→ INSTRUCTIONS FOR THE TASK: For this exercise, output only the lines between the "Output a JSON" line and the "Output the underlying" line, both of them included, and skip all pictures.

→ EXTRACTED RECORDS:
- - - -
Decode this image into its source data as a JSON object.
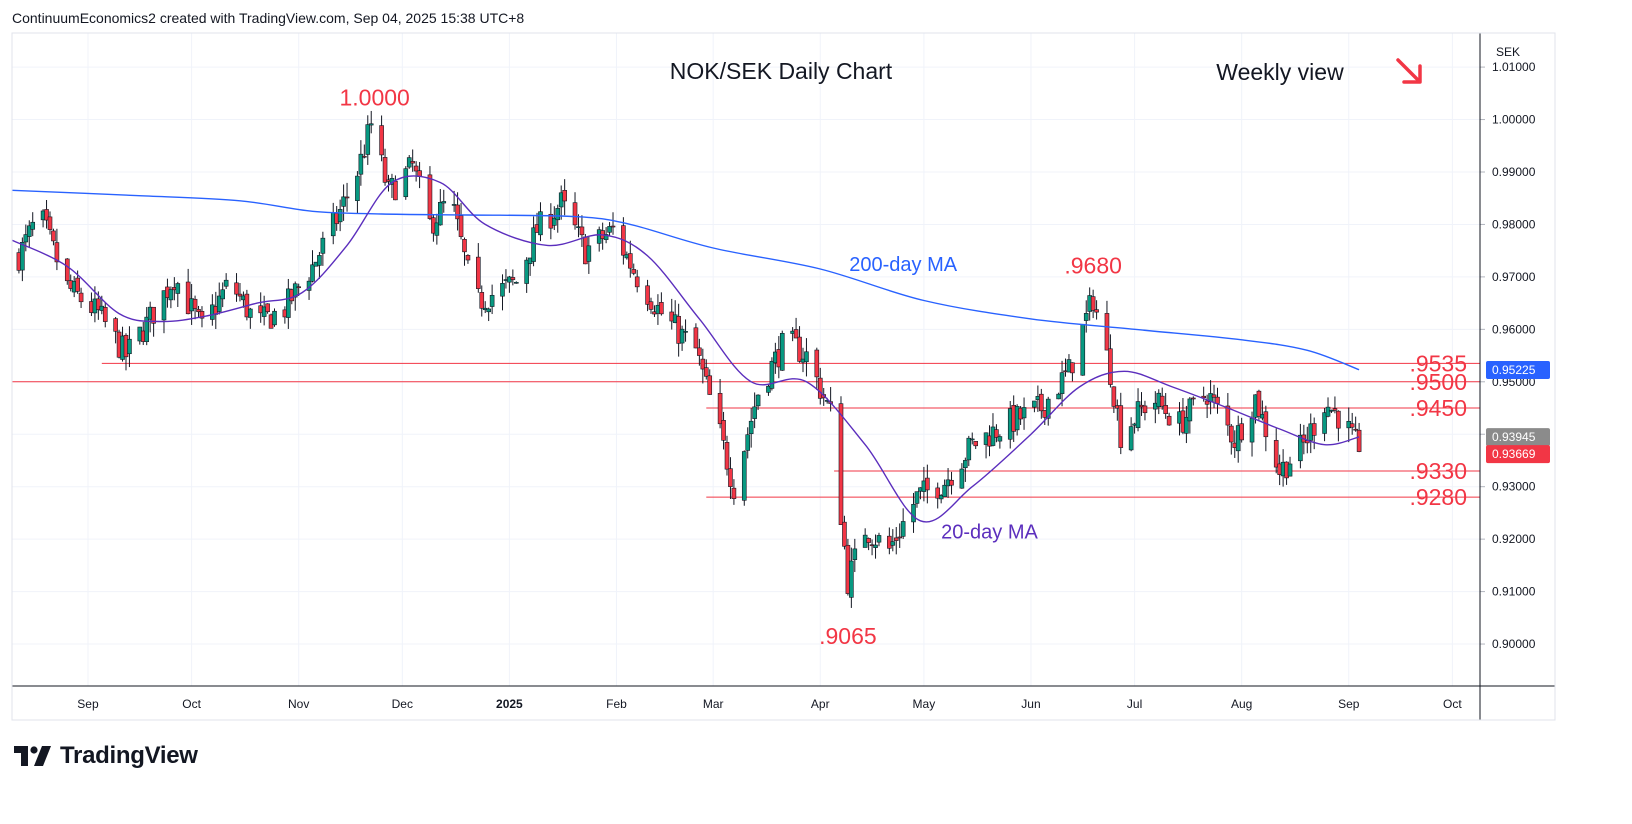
- - - -
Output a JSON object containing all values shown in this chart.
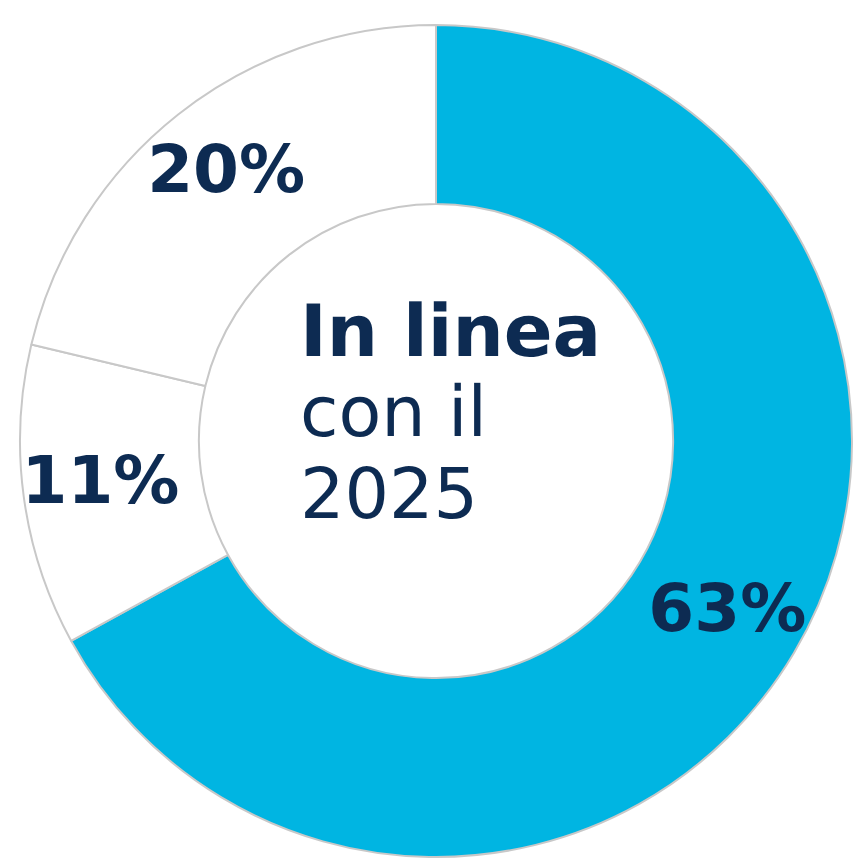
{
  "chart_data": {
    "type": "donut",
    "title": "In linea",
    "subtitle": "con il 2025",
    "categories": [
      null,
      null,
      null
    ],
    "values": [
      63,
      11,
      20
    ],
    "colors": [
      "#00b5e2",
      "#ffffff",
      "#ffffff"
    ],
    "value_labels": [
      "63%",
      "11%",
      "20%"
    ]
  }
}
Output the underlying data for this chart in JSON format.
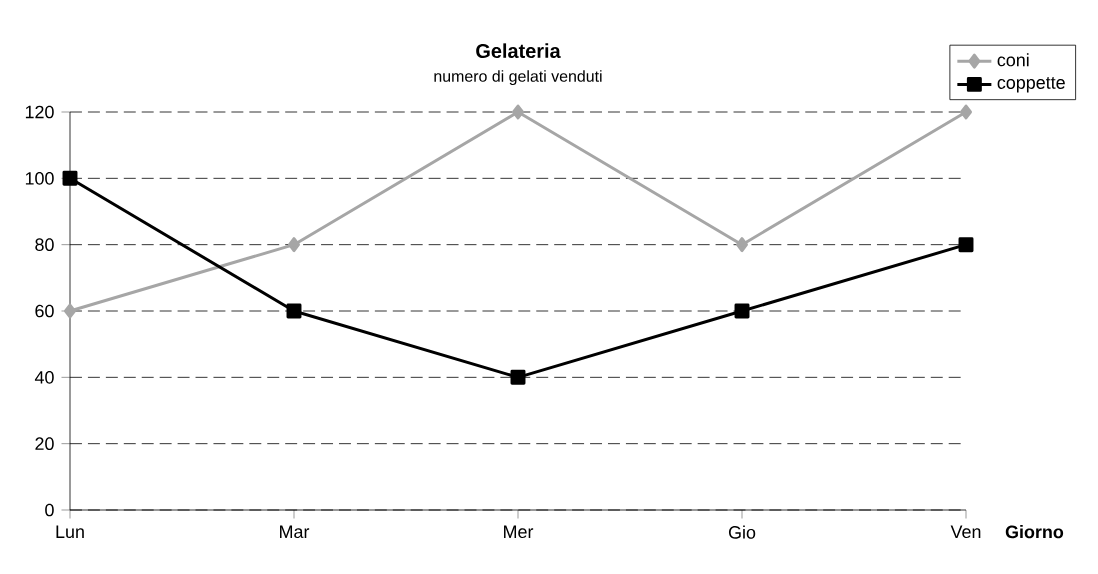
- - - -
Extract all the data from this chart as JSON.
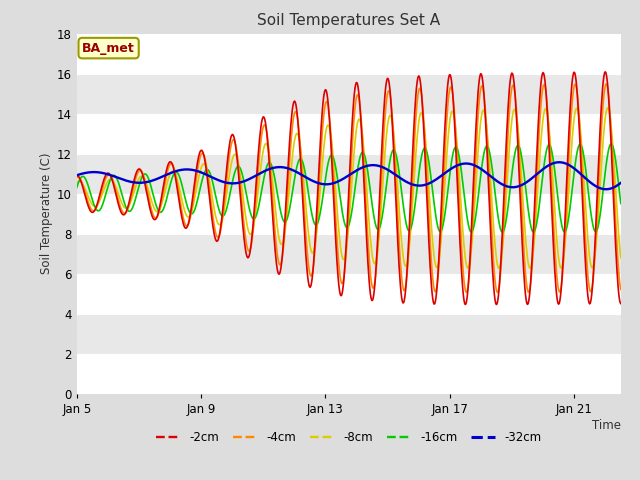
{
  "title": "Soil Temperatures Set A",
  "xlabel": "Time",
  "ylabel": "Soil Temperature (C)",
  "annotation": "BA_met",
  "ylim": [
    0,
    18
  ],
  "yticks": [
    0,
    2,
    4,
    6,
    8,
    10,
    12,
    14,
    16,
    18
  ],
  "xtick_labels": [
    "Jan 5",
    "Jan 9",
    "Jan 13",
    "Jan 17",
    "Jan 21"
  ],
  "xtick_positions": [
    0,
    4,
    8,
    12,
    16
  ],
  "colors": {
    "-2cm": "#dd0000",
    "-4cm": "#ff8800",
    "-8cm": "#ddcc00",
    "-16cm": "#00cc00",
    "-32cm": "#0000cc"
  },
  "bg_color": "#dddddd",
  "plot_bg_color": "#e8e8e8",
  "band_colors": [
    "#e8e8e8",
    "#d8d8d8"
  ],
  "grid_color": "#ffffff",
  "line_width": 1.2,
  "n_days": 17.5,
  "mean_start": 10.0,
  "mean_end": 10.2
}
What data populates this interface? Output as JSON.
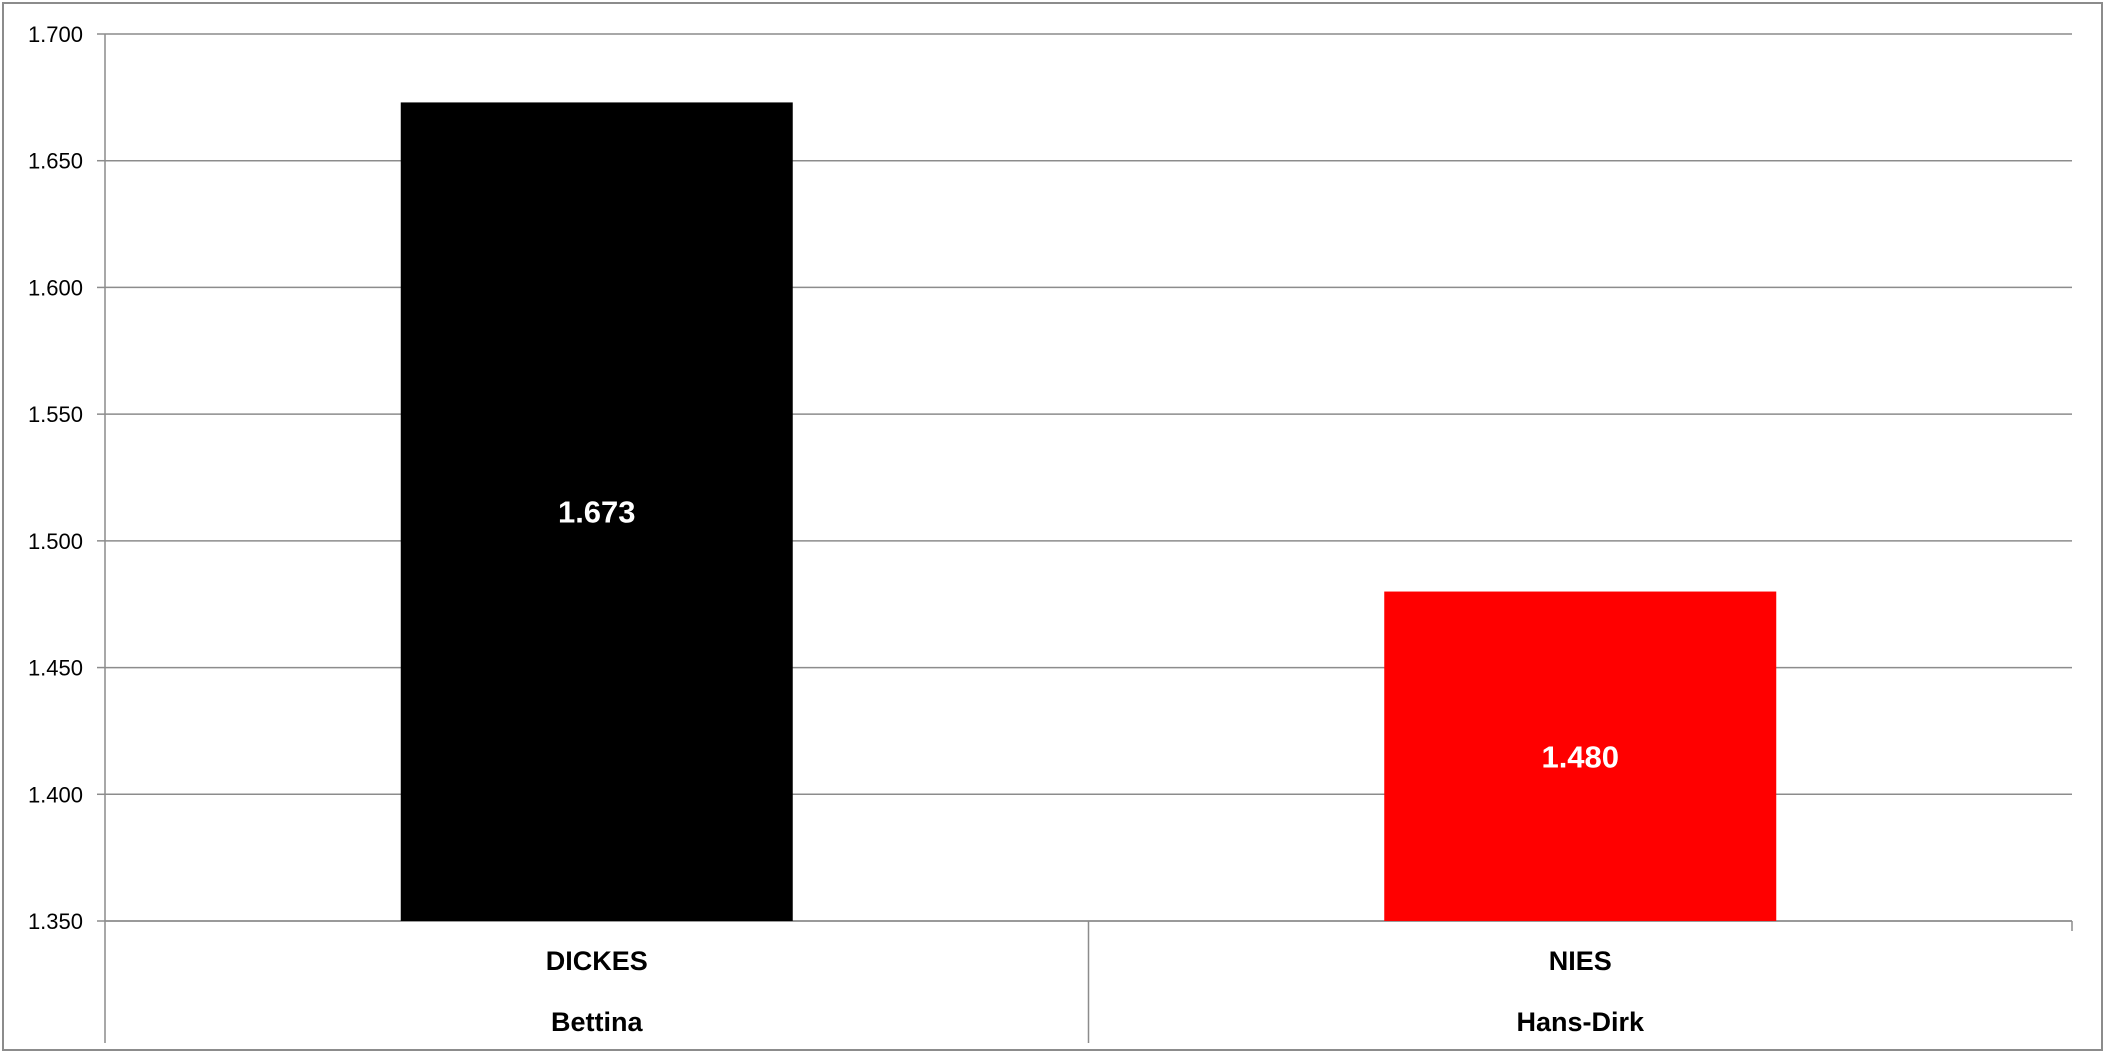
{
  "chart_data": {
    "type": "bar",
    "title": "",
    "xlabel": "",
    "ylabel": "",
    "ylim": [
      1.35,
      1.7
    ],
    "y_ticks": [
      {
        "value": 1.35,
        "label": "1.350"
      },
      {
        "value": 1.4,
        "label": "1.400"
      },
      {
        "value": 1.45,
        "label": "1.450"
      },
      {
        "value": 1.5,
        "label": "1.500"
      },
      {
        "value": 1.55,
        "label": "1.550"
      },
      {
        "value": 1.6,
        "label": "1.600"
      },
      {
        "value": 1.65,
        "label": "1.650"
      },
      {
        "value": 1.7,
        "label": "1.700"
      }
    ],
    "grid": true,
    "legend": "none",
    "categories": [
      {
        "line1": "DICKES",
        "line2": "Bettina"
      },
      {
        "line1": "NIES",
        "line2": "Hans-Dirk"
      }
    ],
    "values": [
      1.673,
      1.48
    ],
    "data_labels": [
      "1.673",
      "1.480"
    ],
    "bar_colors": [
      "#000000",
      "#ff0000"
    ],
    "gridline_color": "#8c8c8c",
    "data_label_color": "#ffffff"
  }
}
- - - -
→ EXERCISE OUTPUT:
Output a JSON object containing all values shown in this chart.
{
  "chart_data": {
    "type": "donut",
    "title": "In linea",
    "subtitle": "con il 2025",
    "categories": [
      null,
      null,
      null
    ],
    "values": [
      63,
      11,
      20
    ],
    "colors": [
      "#00b5e2",
      "#ffffff",
      "#ffffff"
    ],
    "value_labels": [
      "63%",
      "11%",
      "20%"
    ]
  }
}
Output the underlying data for this chart in JSON format.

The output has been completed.